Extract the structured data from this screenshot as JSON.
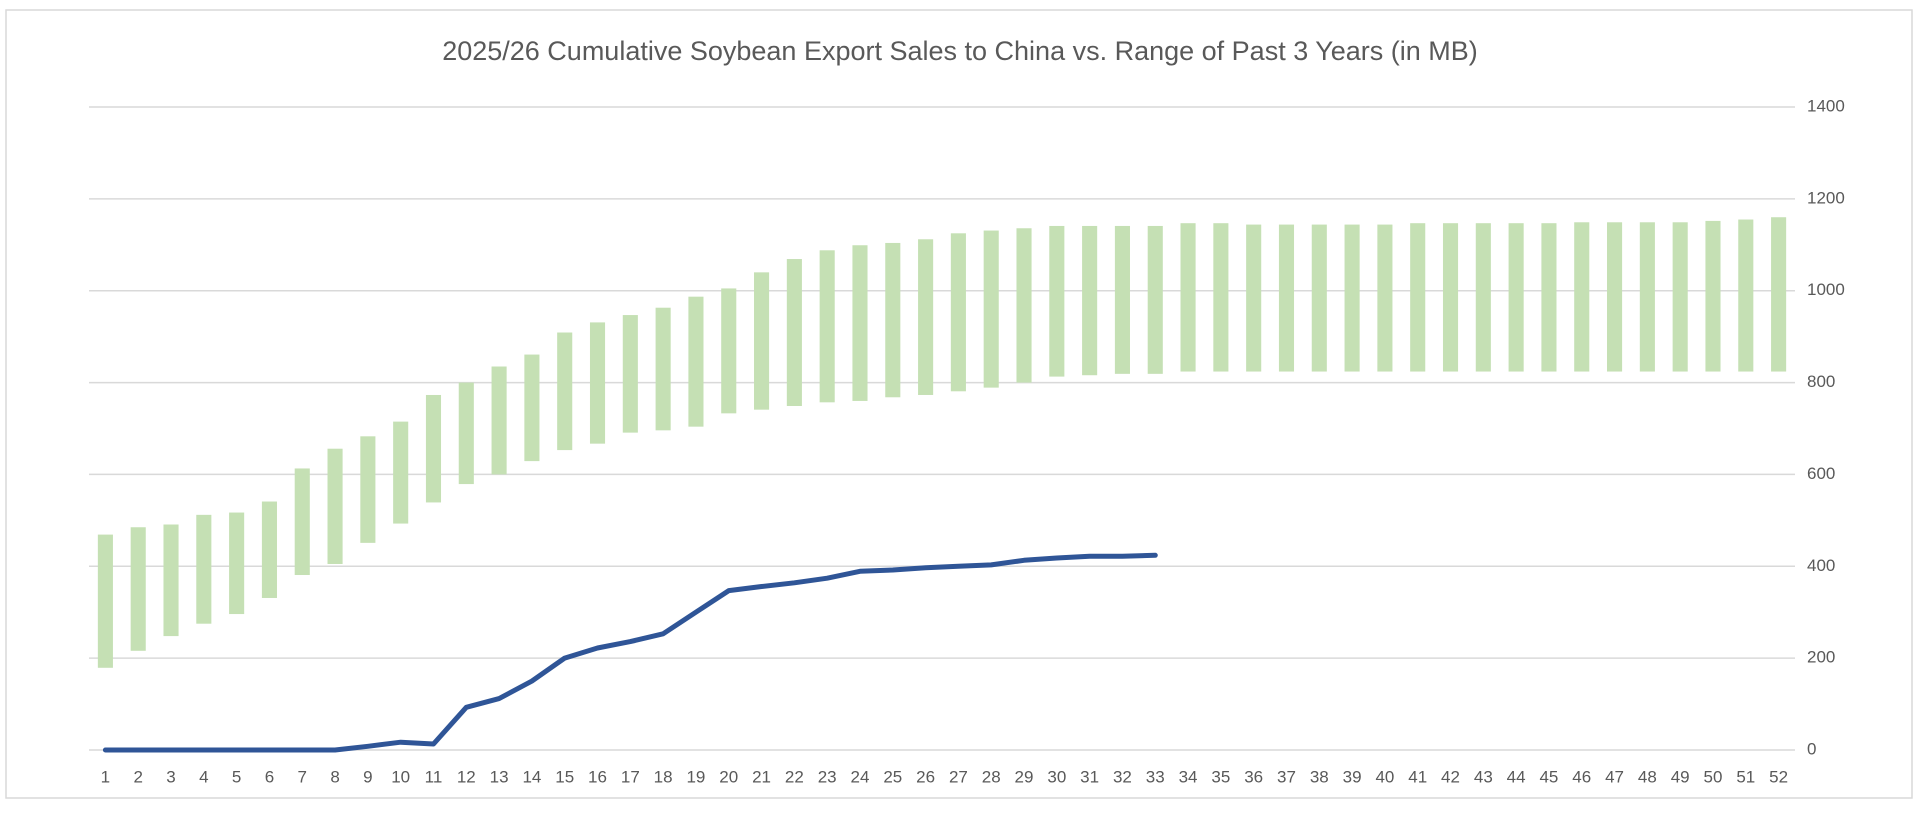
{
  "chart_data": {
    "type": "combo",
    "title": "2025/26 Cumulative Soybean Export Sales to China vs. Range of Past 3 Years (in MB)",
    "categories": [
      1,
      2,
      3,
      4,
      5,
      6,
      7,
      8,
      9,
      10,
      11,
      12,
      13,
      14,
      15,
      16,
      17,
      18,
      19,
      20,
      21,
      22,
      23,
      24,
      25,
      26,
      27,
      28,
      29,
      30,
      31,
      32,
      33,
      34,
      35,
      36,
      37,
      38,
      39,
      40,
      41,
      42,
      43,
      44,
      45,
      46,
      47,
      48,
      49,
      50,
      51,
      52
    ],
    "range": {
      "color": "#c5e0b4",
      "low": [
        179,
        216,
        248,
        275,
        296,
        331,
        381,
        405,
        451,
        493,
        539,
        579,
        600,
        629,
        653,
        667,
        691,
        696,
        704,
        733,
        741,
        749,
        757,
        760,
        768,
        773,
        781,
        789,
        800,
        813,
        816,
        819,
        819,
        824,
        824,
        824,
        824,
        824,
        824,
        824,
        824,
        824,
        824,
        824,
        824,
        824,
        824,
        824,
        824,
        824,
        824,
        824
      ],
      "high": [
        469,
        485,
        491,
        512,
        517,
        541,
        613,
        656,
        683,
        715,
        773,
        800,
        835,
        861,
        909,
        931,
        947,
        963,
        987,
        1005,
        1040,
        1069,
        1088,
        1099,
        1104,
        1112,
        1125,
        1131,
        1136,
        1141,
        1141,
        1141,
        1141,
        1147,
        1147,
        1144,
        1144,
        1144,
        1144,
        1144,
        1147,
        1147,
        1147,
        1147,
        1147,
        1149,
        1149,
        1149,
        1149,
        1152,
        1155,
        1160
      ]
    },
    "line": {
      "color": "#2f5597",
      "values": [
        0,
        0,
        0,
        0,
        0,
        0,
        0,
        0,
        8,
        17,
        13,
        93,
        112,
        150,
        200,
        222,
        236,
        253,
        300,
        347,
        356,
        364,
        374,
        389,
        392,
        397,
        400,
        403,
        413,
        418,
        422,
        422,
        424
      ]
    },
    "ylim": [
      0,
      1400
    ],
    "yticks": [
      0,
      200,
      400,
      600,
      800,
      1000,
      1200,
      1400
    ],
    "grid": true
  }
}
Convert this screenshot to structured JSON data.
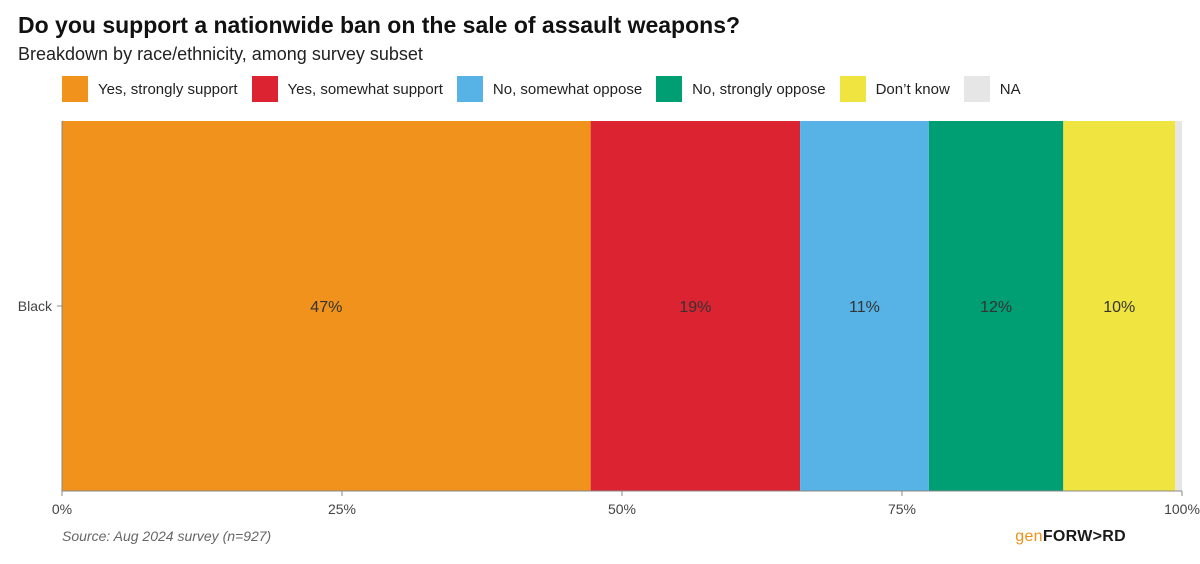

___

Set down the complete material exactly, but do not include the images.

Extract the structured data from this screenshot as JSON.
{
  "chart_data": {
    "type": "combo",
    "title": "2025/26 Cumulative Soybean Export Sales to China vs. Range of Past 3 Years (in MB)",
    "categories": [
      1,
      2,
      3,
      4,
      5,
      6,
      7,
      8,
      9,
      10,
      11,
      12,
      13,
      14,
      15,
      16,
      17,
      18,
      19,
      20,
      21,
      22,
      23,
      24,
      25,
      26,
      27,
      28,
      29,
      30,
      31,
      32,
      33,
      34,
      35,
      36,
      37,
      38,
      39,
      40,
      41,
      42,
      43,
      44,
      45,
      46,
      47,
      48,
      49,
      50,
      51,
      52
    ],
    "range": {
      "color": "#c5e0b4",
      "low": [
        179,
        216,
        248,
        275,
        296,
        331,
        381,
        405,
        451,
        493,
        539,
        579,
        600,
        629,
        653,
        667,
        691,
        696,
        704,
        733,
        741,
        749,
        757,
        760,
        768,
        773,
        781,
        789,
        800,
        813,
        816,
        819,
        819,
        824,
        824,
        824,
        824,
        824,
        824,
        824,
        824,
        824,
        824,
        824,
        824,
        824,
        824,
        824,
        824,
        824,
        824,
        824
      ],
      "high": [
        469,
        485,
        491,
        512,
        517,
        541,
        613,
        656,
        683,
        715,
        773,
        800,
        835,
        861,
        909,
        931,
        947,
        963,
        987,
        1005,
        1040,
        1069,
        1088,
        1099,
        1104,
        1112,
        1125,
        1131,
        1136,
        1141,
        1141,
        1141,
        1141,
        1147,
        1147,
        1144,
        1144,
        1144,
        1144,
        1144,
        1147,
        1147,
        1147,
        1147,
        1147,
        1149,
        1149,
        1149,
        1149,
        1152,
        1155,
        1160
      ]
    },
    "line": {
      "color": "#2f5597",
      "values": [
        0,
        0,
        0,
        0,
        0,
        0,
        0,
        0,
        8,
        17,
        13,
        93,
        112,
        150,
        200,
        222,
        236,
        253,
        300,
        347,
        356,
        364,
        374,
        389,
        392,
        397,
        400,
        403,
        413,
        418,
        422,
        422,
        424
      ]
    },
    "ylim": [
      0,
      1400
    ],
    "yticks": [
      0,
      200,
      400,
      600,
      800,
      1000,
      1200,
      1400
    ],
    "grid": true
  }
}
Convert this screenshot to structured JSON data.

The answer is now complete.